» **PAGE EXTRACT**:
= = = = = = =
In order to define an edit distance using Reeb zigzag diagrams, we need to assign a cost to a given Reeb zigzag diagram between \(R_f\) and \(R_g\). To that end, we consider a cone from a space V by Reeb quotient maps \(V \rightarrow R_i\):

figure i

We call this diagram a Reeb cone. Any Reeb zigzag diagram admits such a cone. Indeed, the limit over the lower part of the diagram (1) can be constructed from iterated pullbacks, and since Reeb quotient maps are stable under pullbacks, the maps in the resulting limit diagram are Reeb quotient maps as well. In a Reeb cone, by commutativity, each of the Reeb functions \({{\tilde{f}}}_i\) induces a unique function \(f_i:V \rightarrow {\mathbb {R}}\). By Corollary 2, the Reeb graph of \(f_i\) is isomorphic to \(R_i\). This way, we pull back the individual functions \({{\tilde{f}}}_i\) to functions \(f_i\) on a common space with the same Reeb graphs, where they can be compared via the supremum norm.

Using these ideas, we can now introduce edit distances on Reeb graphs and proceed to prove that they are stable and universal.
= = = = = = =
» **RECORDED DATA**:
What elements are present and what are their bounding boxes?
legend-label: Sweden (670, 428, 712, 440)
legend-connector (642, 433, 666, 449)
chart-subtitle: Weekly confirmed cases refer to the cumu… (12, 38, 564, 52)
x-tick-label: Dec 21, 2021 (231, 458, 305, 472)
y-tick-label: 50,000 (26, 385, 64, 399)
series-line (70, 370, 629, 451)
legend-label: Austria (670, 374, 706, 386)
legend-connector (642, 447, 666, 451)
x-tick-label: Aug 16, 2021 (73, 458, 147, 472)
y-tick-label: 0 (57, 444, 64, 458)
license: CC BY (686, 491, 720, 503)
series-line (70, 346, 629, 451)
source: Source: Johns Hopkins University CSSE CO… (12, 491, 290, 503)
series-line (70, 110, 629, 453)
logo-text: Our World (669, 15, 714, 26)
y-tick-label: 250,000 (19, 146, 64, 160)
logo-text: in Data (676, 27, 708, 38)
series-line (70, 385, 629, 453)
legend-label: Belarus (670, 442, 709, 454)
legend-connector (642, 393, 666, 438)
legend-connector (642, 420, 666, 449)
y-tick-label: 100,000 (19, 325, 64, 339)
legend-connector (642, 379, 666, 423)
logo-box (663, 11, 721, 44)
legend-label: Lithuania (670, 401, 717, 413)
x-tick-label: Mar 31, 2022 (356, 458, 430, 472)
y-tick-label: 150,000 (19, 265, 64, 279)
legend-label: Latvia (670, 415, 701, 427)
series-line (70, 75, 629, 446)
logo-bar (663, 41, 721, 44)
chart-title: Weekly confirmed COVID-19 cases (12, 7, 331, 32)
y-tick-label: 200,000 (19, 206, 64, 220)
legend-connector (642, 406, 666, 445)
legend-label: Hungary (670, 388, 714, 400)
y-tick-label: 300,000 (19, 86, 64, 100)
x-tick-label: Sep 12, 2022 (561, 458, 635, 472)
= = = = = = =
» **EXERCISES**:
A - Which distinct terms in the Reeb graph passage begin with the word "Reeb"?
B - Can you echo the records word for word, starting at their first line and ending at the line that contains "legend-label: Belarus (670, 442, 709, 454)", with both of those lines included?
The records have no connection to the Reeb graph passage.

» **COMPLETED EXERCISE**:
A - Reeb zigzag diagram, Reeb quotient maps, Reeb cone, Reeb functions, Reeb graph

B -
What elements are present and what are their bounding boxes?
legend-label: Sweden (670, 428, 712, 440)
legend-connector (642, 433, 666, 449)
chart-subtitle: Weekly confirmed cases refer to the cumu… (12, 38, 564, 52)
x-tick-label: Dec 21, 2021 (231, 458, 305, 472)
y-tick-label: 50,000 (26, 385, 64, 399)
series-line (70, 370, 629, 451)
legend-label: Austria (670, 374, 706, 386)
legend-connector (642, 447, 666, 451)
x-tick-label: Aug 16, 2021 (73, 458, 147, 472)
y-tick-label: 0 (57, 444, 64, 458)
license: CC BY (686, 491, 720, 503)
series-line (70, 346, 629, 451)
source: Source: Johns Hopkins University CSSE CO… (12, 491, 290, 503)
series-line (70, 110, 629, 453)
logo-text: Our World (669, 15, 714, 26)
y-tick-label: 250,000 (19, 146, 64, 160)
logo-text: in Data (676, 27, 708, 38)
series-line (70, 385, 629, 453)
legend-label: Belarus (670, 442, 709, 454)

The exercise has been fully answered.